## Work item
Please output all of the entries exactly and omit any images they hold.

## Document page text data
§

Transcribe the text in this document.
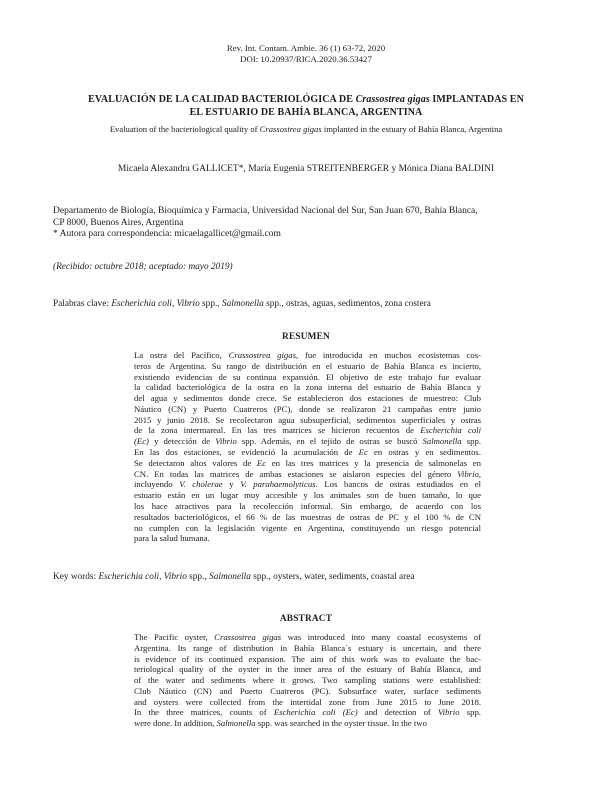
Rev. Int. Contam. Ambie. 36 (1) 63-72, 2020
DOI: 10.20937/RICA.2020.36.53427
EVALUACIÓN DE LA CALIDAD BACTERIOLÓGICA DE Crassostrea gigas IMPLANTADAS EN
EL ESTUARIO DE BAHÍA BLANCA, ARGENTINA
Evaluation of the bacteriological quality of Crassostrea gigas implanted in the estuary of Bahía Blanca, Argentina
Micaela Alexandra GALLICET*, María Eugenia STREITENBERGER y Mónica Diana BALDINI
Departamento de Biología, Bioquímica y Farmacia, Universidad Nacional del Sur, San Juan 670, Bahía Blanca,
CP 8000, Buenos Aires, Argentina
* Autora para correspondencia: micaelagallicet@gmail.com
(Recibido: octubre 2018; aceptado: mayo 2019)
Palabras clave: Escherichia coli, Vibrio spp., Salmonella spp., ostras, aguas, sedimentos, zona costera
RESUMEN
La ostra del Pacífico, Crassostrea gigas, fue introducida en muchos ecosistemas cos-
teros de Argentina. Su rango de distribución en el estuario de Bahía Blanca es incierto,
existiendo evidencias de su continua expansión. El objetivo de este trabajo fue evaluar
la calidad bacteriológica de la ostra en la zona interna del estuario de Bahía Blanca y
del agua y sedimentos donde crece. Se establecieron dos estaciones de muestreo: Club
Náutico (CN) y Puerto Cuatreros (PC), donde se realizaron 21 campañas entre junio
2015 y junio 2018. Se recolectaron agua subsuperficial, sedimentos superficiales y ostras
de la zona intermareal. En las tres matrices se hicieron recuentos de Escherichia coli
(Ec) y detección de Vibrio spp. Además, en el tejido de ostras se buscó Salmonella spp.
En las dos estaciones, se evidenció la acumulación de Ec en ostras y en sedimentos.
Se detectaron altos valores de Ec en las tres matrices y la presencia de salmonelas en
CN. En todas las matrices de ambas estaciones se aislaron especies del género Vibrio,
incluyendo V. cholerae y V. parahaemolyticus. Los bancos de ostras estudiados en el
estuario están en un lugar muy accesible y los animales son de buen tamaño, lo que
los hace atractivos para la recolección informal. Sin embargo, de acuerdo con los
resultados bacteriológicos, el 66 % de las muestras de ostras de PC y el 100 % de CN
no cumplen con la legislación vigente en Argentina, constituyendo un riesgo potencial
para la salud humana.
Key words: Escherichia coli, Vibrio spp., Salmonella spp., oysters, water, sediments, coastal area
ABSTRACT
The Pacific oyster, Crassostrea gigas was introduced into many coastal ecosystems of
Argentina. Its range of distribution in Bahía Blanca´s estuary is uncertain, and there
is evidence of its continued expansion. The aim of this work was to evaluate the bac-
teriological quality of the oyster in the inner area of the estuary of Bahía Blanca, and
of the water and sediments where it grows. Two sampling stations were established:
Club Náutico (CN) and Puerto Cuatreros (PC). Subsurface water, surface sediments
and oysters were collected from the intertidal zone from June 2015 to June 2018.
In the three matrices, counts of Escherichia coli (Ec) and detection of Vibrio spp.
were done. In addition, Salmonella spp. was searched in the oyster tissue. In the two
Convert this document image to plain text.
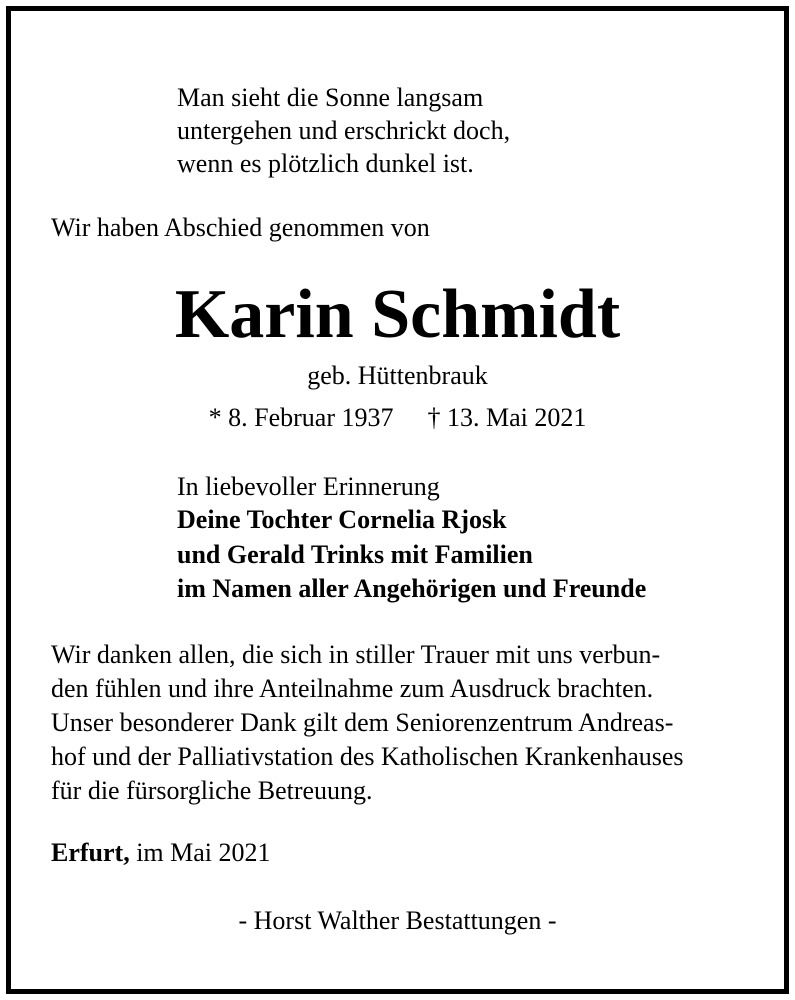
Man sieht die Sonne langsam
untergehen und erschrickt doch,
wenn es plötzlich dunkel ist.
Wir haben Abschied genommen von
Karin Schmidt
geb. Hüttenbrauk
* 8. Februar 1937 † 13. Mai 2021
In liebevoller Erinnerung
Deine Tochter Cornelia Rjosk
und Gerald Trinks mit Familien
im Namen aller Angehörigen und Freunde
Wir danken allen, die sich in stiller Trauer mit uns verbun-
den fühlen und ihre Anteilnahme zum Ausdruck brachten.
Unser besonderer Dank gilt dem Seniorenzentrum Andreas-
hof und der Palliativstation des Katholischen Krankenhauses
für die fürsorgliche Betreuung.
Erfurt, im Mai 2021
- Horst Walther Bestattungen -
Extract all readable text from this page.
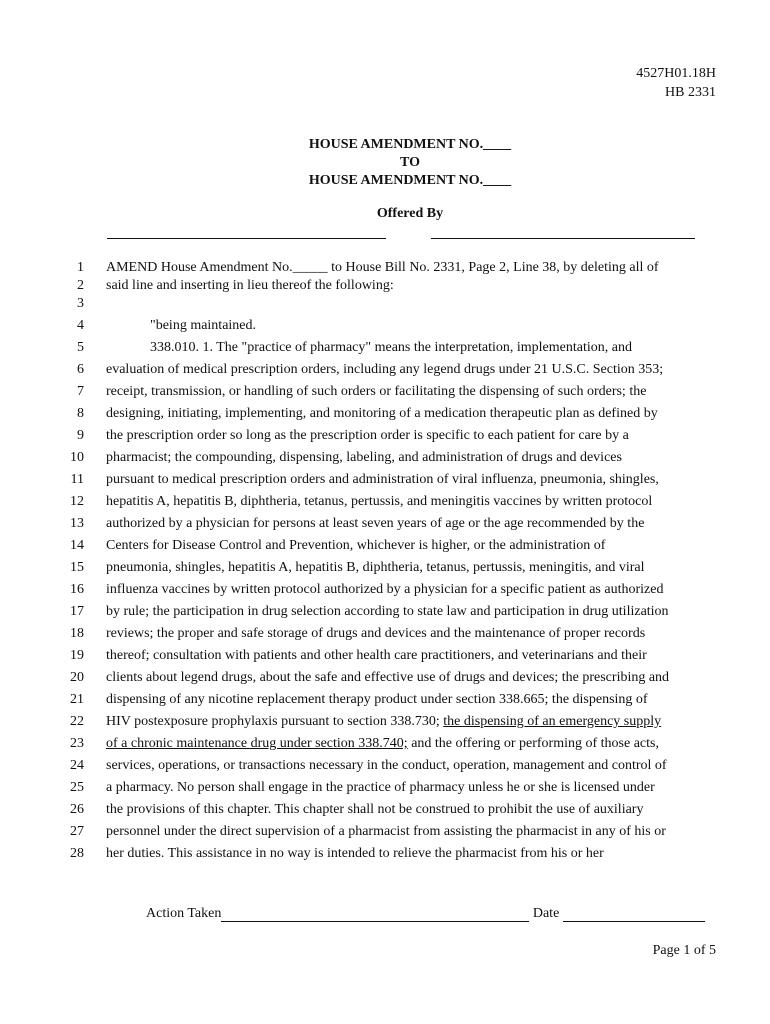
4527H01.18H
HB 2331
HOUSE AMENDMENT NO.____
TO
HOUSE AMENDMENT NO.____
Offered By
1 AMEND House Amendment No._____ to House Bill No. 2331, Page 2, Line 38, by deleting all of
2 said line and inserting in lieu thereof the following:
3
4	"being maintained.
5	338.010. 1. The "practice of pharmacy" means the interpretation, implementation, and
6 evaluation of medical prescription orders, including any legend drugs under 21 U.S.C. Section 353;
7 receipt, transmission, or handling of such orders or facilitating the dispensing of such orders; the
8 designing, initiating, implementing, and monitoring of a medication therapeutic plan as defined by
9 the prescription order so long as the prescription order is specific to each patient for care by a
10 pharmacist; the compounding, dispensing, labeling, and administration of drugs and devices
11 pursuant to medical prescription orders and administration of viral influenza, pneumonia, shingles,
12 hepatitis A, hepatitis B, diphtheria, tetanus, pertussis, and meningitis vaccines by written protocol
13 authorized by a physician for persons at least seven years of age or the age recommended by the
14 Centers for Disease Control and Prevention, whichever is higher, or the administration of
15 pneumonia, shingles, hepatitis A, hepatitis B, diphtheria, tetanus, pertussis, meningitis, and viral
16 influenza vaccines by written protocol authorized by a physician for a specific patient as authorized
17 by rule; the participation in drug selection according to state law and participation in drug utilization
18 reviews; the proper and safe storage of drugs and devices and the maintenance of proper records
19 thereof; consultation with patients and other health care practitioners, and veterinarians and their
20 clients about legend drugs, about the safe and effective use of drugs and devices; the prescribing and
21 dispensing of any nicotine replacement therapy product under section 338.665; the dispensing of
22 HIV postexposure prophylaxis pursuant to section 338.730; the dispensing of an emergency supply
23 of a chronic maintenance drug under section 338.740; and the offering or performing of those acts,
24 services, operations, or transactions necessary in the conduct, operation, management and control of
25 a pharmacy. No person shall engage in the practice of pharmacy unless he or she is licensed under
26 the provisions of this chapter. This chapter shall not be construed to prohibit the use of auxiliary
27 personnel under the direct supervision of a pharmacist from assisting the pharmacist in any of his or
28 her duties. This assistance in no way is intended to relieve the pharmacist from his or her
Action Taken	Date
Page 1 of 5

§

## Written reply
Transcribe the text in this document.
Rev. Int. Contam. Ambie. 36 (1) 63-72, 2020
DOI: 10.20937/RICA.2020.36.53427
EVALUACIÓN DE LA CALIDAD BACTERIOLÓGICA DE Crassostrea gigas IMPLANTADAS EN
EL ESTUARIO DE BAHÍA BLANCA, ARGENTINA
Evaluation of the bacteriological quality of Crassostrea gigas implanted in the estuary of Bahía Blanca, Argentina
Micaela Alexandra GALLICET*, María Eugenia STREITENBERGER y Mónica Diana BALDINI
Departamento de Biología, Bioquímica y Farmacia, Universidad Nacional del Sur, San Juan 670, Bahía Blanca,
CP 8000, Buenos Aires, Argentina
* Autora para correspondencia: micaelagallicet@gmail.com
(Recibido: octubre 2018; aceptado: mayo 2019)
Palabras clave: Escherichia coli, Vibrio spp., Salmonella spp., ostras, aguas, sedimentos, zona costera
RESUMEN
La ostra del Pacífico, Crassostrea gigas, fue introducida en muchos ecosistemas cos-
teros de Argentina. Su rango de distribución en el estuario de Bahía Blanca es incierto,
existiendo evidencias de su continua expansión. El objetivo de este trabajo fue evaluar
la calidad bacteriológica de la ostra en la zona interna del estuario de Bahía Blanca y
del agua y sedimentos donde crece. Se establecieron dos estaciones de muestreo: Club
Náutico (CN) y Puerto Cuatreros (PC), donde se realizaron 21 campañas entre junio
2015 y junio 2018. Se recolectaron agua subsuperficial, sedimentos superficiales y ostras
de la zona intermareal. En las tres matrices se hicieron recuentos de Escherichia coli
(Ec) y detección de Vibrio spp. Además, en el tejido de ostras se buscó Salmonella spp.
En las dos estaciones, se evidenció la acumulación de Ec en ostras y en sedimentos.
Se detectaron altos valores de Ec en las tres matrices y la presencia de salmonelas en
CN. En todas las matrices de ambas estaciones se aislaron especies del género Vibrio,
incluyendo V. cholerae y V. parahaemolyticus. Los bancos de ostras estudiados en el
estuario están en un lugar muy accesible y los animales son de buen tamaño, lo que
los hace atractivos para la recolección informal. Sin embargo, de acuerdo con los
resultados bacteriológicos, el 66 % de las muestras de ostras de PC y el 100 % de CN
no cumplen con la legislación vigente en Argentina, constituyendo un riesgo potencial
para la salud humana.
Key words: Escherichia coli, Vibrio spp., Salmonella spp., oysters, water, sediments, coastal area
ABSTRACT
The Pacific oyster, Crassostrea gigas was introduced into many coastal ecosystems of
Argentina. Its range of distribution in Bahía Blanca´s estuary is uncertain, and there
is evidence of its continued expansion. The aim of this work was to evaluate the bac-
teriological quality of the oyster in the inner area of the estuary of Bahía Blanca, and
of the water and sediments where it grows. Two sampling stations were established:
Club Náutico (CN) and Puerto Cuatreros (PC). Subsurface water, surface sediments
and oysters were collected from the intertidal zone from June 2015 to June 2018.
In the three matrices, counts of Escherichia coli (Ec) and detection of Vibrio spp.
were done. In addition, Salmonella spp. was searched in the oyster tissue. In the two
Convert this document image to plain text.
Man sieht die Sonne langsam
untergehen und erschrickt doch,
wenn es plötzlich dunkel ist.
Wir haben Abschied genommen von
Karin Schmidt
geb. Hüttenbrauk
* 8. Februar 1937 † 13. Mai 2021
In liebevoller Erinnerung
Deine Tochter Cornelia Rjosk
und Gerald Trinks mit Familien
im Namen aller Angehörigen und Freunde
Wir danken allen, die sich in stiller Trauer mit uns verbun-
den fühlen und ihre Anteilnahme zum Ausdruck brachten.
Unser besonderer Dank gilt dem Seniorenzentrum Andreas-
hof und der Palliativstation des Katholischen Krankenhauses
für die fürsorgliche Betreuung.
Erfurt, im Mai 2021
- Horst Walther Bestattungen -
Extract all readable text from this page.
4527H01.18H
HB 2331
HOUSE AMENDMENT NO.____
TO
HOUSE AMENDMENT NO.____
Offered By
1 AMEND House Amendment No._____ to House Bill No. 2331, Page 2, Line 38, by deleting all of
2 said line and inserting in lieu thereof the following:
3
4	"being maintained.
5	338.010. 1. The "practice of pharmacy" means the interpretation, implementation, and
6 evaluation of medical prescription orders, including any legend drugs under 21 U.S.C. Section 353;
7 receipt, transmission, or handling of such orders or facilitating the dispensing of such orders; the
8 designing, initiating, implementing, and monitoring of a medication therapeutic plan as defined by
9 the prescription order so long as the prescription order is specific to each patient for care by a
10 pharmacist; the compounding, dispensing, labeling, and administration of drugs and devices
11 pursuant to medical prescription orders and administration of viral influenza, pneumonia, shingles,
12 hepatitis A, hepatitis B, diphtheria, tetanus, pertussis, and meningitis vaccines by written protocol
13 authorized by a physician for persons at least seven years of age or the age recommended by the
14 Centers for Disease Control and Prevention, whichever is higher, or the administration of
15 pneumonia, shingles, hepatitis A, hepatitis B, diphtheria, tetanus, pertussis, meningitis, and viral
16 influenza vaccines by written protocol authorized by a physician for a specific patient as authorized
17 by rule; the participation in drug selection according to state law and participation in drug utilization
18 reviews; the proper and safe storage of drugs and devices and the maintenance of proper records
19 thereof; consultation with patients and other health care practitioners, and veterinarians and their
20 clients about legend drugs, about the safe and effective use of drugs and devices; the prescribing and
21 dispensing of any nicotine replacement therapy product under section 338.665; the dispensing of
22 HIV postexposure prophylaxis pursuant to section 338.730; the dispensing of an emergency supply
23 of a chronic maintenance drug under section 338.740; and the offering or performing of those acts,
24 services, operations, or transactions necessary in the conduct, operation, management and control of
25 a pharmacy. No person shall engage in the practice of pharmacy unless he or she is licensed under
26 the provisions of this chapter. This chapter shall not be construed to prohibit the use of auxiliary
27 personnel under the direct supervision of a pharmacist from assisting the pharmacist in any of his or
28 her duties. This assistance in no way is intended to relieve the pharmacist from his or her
Action Taken	Date
Page 1 of 5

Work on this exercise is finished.